─── Extracted data

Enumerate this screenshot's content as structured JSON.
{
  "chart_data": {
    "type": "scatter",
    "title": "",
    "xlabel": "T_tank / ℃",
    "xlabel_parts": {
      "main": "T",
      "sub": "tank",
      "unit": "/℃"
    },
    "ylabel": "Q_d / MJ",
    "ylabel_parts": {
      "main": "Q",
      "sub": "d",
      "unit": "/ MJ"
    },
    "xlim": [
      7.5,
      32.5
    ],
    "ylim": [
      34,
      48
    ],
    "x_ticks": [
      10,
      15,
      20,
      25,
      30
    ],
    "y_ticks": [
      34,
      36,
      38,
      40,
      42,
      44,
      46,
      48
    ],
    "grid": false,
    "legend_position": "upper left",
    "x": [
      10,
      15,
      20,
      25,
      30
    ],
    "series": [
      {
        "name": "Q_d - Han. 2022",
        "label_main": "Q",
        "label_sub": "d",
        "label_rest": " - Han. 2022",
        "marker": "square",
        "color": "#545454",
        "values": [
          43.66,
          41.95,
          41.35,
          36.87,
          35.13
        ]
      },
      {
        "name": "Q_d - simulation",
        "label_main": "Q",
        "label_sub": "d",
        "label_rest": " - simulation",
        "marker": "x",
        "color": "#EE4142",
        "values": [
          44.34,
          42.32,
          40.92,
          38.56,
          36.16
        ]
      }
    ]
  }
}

──────

**Direction**
Your task is to extract all of the records exactly.

**Task solution**
Enumerate this screenshot's content as structured JSON.
{
  "chart_data": {
    "type": "scatter",
    "title": "",
    "xlabel": "T_tank / ℃",
    "xlabel_parts": {
      "main": "T",
      "sub": "tank",
      "unit": "/℃"
    },
    "ylabel": "Q_d / MJ",
    "ylabel_parts": {
      "main": "Q",
      "sub": "d",
      "unit": "/ MJ"
    },
    "xlim": [
      7.5,
      32.5
    ],
    "ylim": [
      34,
      48
    ],
    "x_ticks": [
      10,
      15,
      20,
      25,
      30
    ],
    "y_ticks": [
      34,
      36,
      38,
      40,
      42,
      44,
      46,
      48
    ],
    "grid": false,
    "legend_position": "upper left",
    "x": [
      10,
      15,
      20,
      25,
      30
    ],
    "series": [
      {
        "name": "Q_d - Han. 2022",
        "label_main": "Q",
        "label_sub": "d",
        "label_rest": " - Han. 2022",
        "marker": "square",
        "color": "#545454",
        "values": [
          43.66,
          41.95,
          41.35,
          36.87,
          35.13
        ]
      },
      {
        "name": "Q_d - simulation",
        "label_main": "Q",
        "label_sub": "d",
        "label_rest": " - simulation",
        "marker": "x",
        "color": "#EE4142",
        "values": [
          44.34,
          42.32,
          40.92,
          38.56,
          36.16
        ]
      }
    ]
  }
}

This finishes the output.